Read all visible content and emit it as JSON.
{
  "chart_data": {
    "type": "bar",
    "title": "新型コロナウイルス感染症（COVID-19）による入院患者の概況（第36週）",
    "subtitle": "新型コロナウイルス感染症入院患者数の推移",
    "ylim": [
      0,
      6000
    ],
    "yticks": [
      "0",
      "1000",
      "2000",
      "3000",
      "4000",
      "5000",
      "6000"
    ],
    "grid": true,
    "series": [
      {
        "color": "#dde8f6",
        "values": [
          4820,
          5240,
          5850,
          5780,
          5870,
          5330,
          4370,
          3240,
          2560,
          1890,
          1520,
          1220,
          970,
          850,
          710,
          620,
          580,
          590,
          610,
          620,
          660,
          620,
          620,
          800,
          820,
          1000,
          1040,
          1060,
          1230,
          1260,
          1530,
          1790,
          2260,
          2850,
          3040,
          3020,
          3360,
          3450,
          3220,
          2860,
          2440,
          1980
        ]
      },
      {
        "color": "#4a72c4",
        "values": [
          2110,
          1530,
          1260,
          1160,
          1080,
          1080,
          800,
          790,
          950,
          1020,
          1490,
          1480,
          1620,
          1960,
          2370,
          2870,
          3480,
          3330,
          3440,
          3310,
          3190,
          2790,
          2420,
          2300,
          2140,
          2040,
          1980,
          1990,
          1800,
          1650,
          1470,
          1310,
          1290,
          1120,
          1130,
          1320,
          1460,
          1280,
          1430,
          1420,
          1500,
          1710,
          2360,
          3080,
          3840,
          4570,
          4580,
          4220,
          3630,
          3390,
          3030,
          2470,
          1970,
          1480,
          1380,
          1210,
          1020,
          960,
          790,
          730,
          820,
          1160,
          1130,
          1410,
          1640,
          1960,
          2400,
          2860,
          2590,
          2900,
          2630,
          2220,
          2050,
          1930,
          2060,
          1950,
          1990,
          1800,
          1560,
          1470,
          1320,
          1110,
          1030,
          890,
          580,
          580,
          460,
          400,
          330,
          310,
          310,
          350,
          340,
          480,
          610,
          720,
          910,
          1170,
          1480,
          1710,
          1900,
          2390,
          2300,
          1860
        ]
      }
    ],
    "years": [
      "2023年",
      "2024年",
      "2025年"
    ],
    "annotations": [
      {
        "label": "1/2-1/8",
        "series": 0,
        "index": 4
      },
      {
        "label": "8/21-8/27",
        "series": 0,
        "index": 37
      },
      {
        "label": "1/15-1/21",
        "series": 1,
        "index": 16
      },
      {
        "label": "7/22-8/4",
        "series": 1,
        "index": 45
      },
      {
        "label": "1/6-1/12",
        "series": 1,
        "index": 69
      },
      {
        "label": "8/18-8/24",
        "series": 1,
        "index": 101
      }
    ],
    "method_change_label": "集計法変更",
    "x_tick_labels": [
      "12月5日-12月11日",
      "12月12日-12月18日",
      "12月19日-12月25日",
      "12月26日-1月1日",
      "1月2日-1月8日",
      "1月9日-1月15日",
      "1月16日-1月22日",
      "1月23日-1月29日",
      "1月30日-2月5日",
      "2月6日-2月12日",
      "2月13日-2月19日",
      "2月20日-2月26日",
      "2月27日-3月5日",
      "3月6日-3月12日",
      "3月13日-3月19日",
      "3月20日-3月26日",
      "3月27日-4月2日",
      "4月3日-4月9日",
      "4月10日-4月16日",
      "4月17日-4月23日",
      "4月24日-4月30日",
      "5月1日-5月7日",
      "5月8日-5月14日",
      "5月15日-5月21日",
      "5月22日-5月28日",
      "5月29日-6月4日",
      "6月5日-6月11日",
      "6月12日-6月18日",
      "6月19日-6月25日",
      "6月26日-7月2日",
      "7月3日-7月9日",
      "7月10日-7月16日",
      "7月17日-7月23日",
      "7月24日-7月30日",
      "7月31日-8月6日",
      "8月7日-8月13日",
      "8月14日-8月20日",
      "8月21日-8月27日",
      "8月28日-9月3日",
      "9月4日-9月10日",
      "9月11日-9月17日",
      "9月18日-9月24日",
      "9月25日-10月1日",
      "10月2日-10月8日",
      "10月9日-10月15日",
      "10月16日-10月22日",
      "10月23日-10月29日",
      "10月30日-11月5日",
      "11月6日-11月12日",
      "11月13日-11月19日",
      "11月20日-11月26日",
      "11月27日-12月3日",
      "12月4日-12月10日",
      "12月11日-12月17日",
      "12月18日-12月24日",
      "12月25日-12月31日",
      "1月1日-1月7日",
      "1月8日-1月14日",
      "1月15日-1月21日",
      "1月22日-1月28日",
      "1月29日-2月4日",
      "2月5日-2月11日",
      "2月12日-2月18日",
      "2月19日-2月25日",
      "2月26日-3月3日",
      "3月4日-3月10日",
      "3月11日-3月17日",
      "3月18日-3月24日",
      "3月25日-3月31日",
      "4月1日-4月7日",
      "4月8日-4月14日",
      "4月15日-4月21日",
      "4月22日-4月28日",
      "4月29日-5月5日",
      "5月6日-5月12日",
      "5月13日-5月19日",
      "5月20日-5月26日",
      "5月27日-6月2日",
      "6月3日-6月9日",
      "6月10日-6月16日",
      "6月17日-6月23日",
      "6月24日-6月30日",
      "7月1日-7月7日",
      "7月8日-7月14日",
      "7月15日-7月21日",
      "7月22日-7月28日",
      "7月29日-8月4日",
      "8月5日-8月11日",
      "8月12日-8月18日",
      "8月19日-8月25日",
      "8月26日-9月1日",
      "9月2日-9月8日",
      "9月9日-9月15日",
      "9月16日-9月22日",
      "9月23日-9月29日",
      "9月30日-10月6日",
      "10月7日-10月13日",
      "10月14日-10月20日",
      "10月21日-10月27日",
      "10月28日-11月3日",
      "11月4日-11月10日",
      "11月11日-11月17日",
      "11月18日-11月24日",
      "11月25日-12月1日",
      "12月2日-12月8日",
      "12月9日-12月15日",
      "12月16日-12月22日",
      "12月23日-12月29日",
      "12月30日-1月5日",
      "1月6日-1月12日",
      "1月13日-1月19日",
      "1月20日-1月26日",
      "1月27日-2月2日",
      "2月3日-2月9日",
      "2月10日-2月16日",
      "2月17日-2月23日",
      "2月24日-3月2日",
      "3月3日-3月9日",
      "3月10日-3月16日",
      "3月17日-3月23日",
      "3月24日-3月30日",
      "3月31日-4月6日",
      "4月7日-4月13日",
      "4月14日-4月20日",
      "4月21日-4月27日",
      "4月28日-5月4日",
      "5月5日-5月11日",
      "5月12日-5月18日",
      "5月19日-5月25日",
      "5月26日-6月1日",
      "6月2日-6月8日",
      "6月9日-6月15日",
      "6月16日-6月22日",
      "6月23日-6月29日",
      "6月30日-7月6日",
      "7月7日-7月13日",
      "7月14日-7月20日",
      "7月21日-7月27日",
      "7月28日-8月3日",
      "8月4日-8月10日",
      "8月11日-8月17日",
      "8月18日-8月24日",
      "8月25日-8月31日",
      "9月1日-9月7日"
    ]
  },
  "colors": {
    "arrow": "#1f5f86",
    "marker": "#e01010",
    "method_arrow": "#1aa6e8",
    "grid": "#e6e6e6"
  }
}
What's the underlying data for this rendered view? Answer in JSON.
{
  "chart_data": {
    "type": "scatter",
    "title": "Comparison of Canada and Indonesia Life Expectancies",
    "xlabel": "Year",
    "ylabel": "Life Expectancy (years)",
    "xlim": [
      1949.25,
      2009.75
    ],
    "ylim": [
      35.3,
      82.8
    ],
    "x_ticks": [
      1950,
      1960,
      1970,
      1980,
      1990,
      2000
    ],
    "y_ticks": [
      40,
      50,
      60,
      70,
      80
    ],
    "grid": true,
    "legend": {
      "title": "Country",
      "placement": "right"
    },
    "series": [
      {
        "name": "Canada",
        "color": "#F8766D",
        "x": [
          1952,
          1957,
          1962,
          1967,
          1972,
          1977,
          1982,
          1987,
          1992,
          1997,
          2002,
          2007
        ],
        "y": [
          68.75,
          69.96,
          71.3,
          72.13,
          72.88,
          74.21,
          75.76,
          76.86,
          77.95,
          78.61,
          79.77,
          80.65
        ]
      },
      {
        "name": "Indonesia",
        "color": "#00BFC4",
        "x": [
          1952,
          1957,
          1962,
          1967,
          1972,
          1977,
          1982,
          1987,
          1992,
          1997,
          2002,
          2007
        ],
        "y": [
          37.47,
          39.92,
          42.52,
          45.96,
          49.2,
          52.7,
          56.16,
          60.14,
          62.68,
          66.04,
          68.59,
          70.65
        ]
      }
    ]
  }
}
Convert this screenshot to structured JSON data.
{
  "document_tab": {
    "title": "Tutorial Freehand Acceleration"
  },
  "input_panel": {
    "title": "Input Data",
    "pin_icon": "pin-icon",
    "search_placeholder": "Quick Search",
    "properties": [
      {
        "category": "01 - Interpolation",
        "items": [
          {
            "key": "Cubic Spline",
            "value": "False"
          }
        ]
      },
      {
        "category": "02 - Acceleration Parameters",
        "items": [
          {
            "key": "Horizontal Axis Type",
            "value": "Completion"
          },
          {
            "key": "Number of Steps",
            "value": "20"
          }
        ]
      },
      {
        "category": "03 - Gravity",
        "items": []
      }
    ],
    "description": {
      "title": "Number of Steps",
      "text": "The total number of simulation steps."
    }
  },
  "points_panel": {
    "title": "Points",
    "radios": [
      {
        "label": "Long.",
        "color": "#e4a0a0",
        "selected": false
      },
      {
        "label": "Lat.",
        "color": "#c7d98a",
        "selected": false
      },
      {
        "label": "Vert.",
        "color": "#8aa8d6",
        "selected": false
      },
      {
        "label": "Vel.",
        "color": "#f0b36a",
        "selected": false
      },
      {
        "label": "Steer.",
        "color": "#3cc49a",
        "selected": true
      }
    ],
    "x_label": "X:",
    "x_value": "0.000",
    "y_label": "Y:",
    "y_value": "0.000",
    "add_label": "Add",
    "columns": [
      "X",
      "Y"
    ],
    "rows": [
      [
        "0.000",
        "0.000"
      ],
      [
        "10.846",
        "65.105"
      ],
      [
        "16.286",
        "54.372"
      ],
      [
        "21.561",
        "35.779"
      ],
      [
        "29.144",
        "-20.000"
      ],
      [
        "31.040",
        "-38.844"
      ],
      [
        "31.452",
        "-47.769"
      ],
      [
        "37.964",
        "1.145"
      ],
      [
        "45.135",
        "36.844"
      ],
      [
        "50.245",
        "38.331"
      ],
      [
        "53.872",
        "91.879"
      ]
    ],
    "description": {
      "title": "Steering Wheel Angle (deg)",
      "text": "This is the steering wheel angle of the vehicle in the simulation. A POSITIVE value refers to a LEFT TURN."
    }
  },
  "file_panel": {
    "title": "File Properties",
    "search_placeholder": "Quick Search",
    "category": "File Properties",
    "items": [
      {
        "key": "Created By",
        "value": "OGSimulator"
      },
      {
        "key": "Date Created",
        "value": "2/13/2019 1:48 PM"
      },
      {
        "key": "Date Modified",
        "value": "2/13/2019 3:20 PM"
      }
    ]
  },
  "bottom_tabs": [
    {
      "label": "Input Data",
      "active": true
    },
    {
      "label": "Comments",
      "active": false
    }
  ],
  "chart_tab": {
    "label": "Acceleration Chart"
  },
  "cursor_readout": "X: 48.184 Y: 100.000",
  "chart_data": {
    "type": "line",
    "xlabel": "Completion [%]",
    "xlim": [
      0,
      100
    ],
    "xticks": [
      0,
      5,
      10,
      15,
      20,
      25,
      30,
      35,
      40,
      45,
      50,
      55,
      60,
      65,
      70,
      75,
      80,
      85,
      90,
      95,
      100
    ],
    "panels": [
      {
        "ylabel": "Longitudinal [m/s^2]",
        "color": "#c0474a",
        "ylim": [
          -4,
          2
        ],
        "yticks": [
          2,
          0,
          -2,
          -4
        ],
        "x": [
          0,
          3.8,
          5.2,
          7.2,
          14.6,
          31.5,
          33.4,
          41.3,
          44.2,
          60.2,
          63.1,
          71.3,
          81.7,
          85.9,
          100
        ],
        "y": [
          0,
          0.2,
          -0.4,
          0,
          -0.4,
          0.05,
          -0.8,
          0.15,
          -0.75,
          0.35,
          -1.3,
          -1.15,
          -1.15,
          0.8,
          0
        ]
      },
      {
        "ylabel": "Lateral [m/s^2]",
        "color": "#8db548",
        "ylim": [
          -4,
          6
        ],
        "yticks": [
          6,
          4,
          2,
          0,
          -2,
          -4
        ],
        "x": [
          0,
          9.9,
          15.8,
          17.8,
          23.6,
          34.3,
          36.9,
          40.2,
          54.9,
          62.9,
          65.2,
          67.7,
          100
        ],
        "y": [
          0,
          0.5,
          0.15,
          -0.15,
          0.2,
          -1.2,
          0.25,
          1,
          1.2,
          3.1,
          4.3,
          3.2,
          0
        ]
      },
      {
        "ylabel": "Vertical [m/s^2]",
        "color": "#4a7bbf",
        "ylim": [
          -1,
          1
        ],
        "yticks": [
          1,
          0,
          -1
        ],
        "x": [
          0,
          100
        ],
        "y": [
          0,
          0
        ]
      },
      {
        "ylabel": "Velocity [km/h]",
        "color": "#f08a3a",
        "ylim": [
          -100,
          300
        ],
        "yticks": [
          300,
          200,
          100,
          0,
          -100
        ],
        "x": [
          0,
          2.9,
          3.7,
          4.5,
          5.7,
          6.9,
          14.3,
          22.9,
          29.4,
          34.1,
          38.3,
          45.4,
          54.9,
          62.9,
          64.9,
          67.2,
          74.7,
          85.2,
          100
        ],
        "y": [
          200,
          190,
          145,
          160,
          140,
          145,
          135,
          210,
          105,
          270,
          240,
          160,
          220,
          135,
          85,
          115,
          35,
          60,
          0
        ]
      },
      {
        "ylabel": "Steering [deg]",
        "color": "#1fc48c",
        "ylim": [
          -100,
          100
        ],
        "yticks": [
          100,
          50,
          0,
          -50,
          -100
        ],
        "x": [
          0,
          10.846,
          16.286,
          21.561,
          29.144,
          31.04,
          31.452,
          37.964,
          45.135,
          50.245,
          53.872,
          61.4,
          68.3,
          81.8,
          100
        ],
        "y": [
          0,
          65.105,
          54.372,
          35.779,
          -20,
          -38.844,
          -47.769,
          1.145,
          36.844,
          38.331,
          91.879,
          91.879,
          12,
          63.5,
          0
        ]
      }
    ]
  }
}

• • • • •

## [AIM OF THE TASK]
Give the number of lines in the material above that have the word "true" in them, and nothing more.

## [REPLY]
4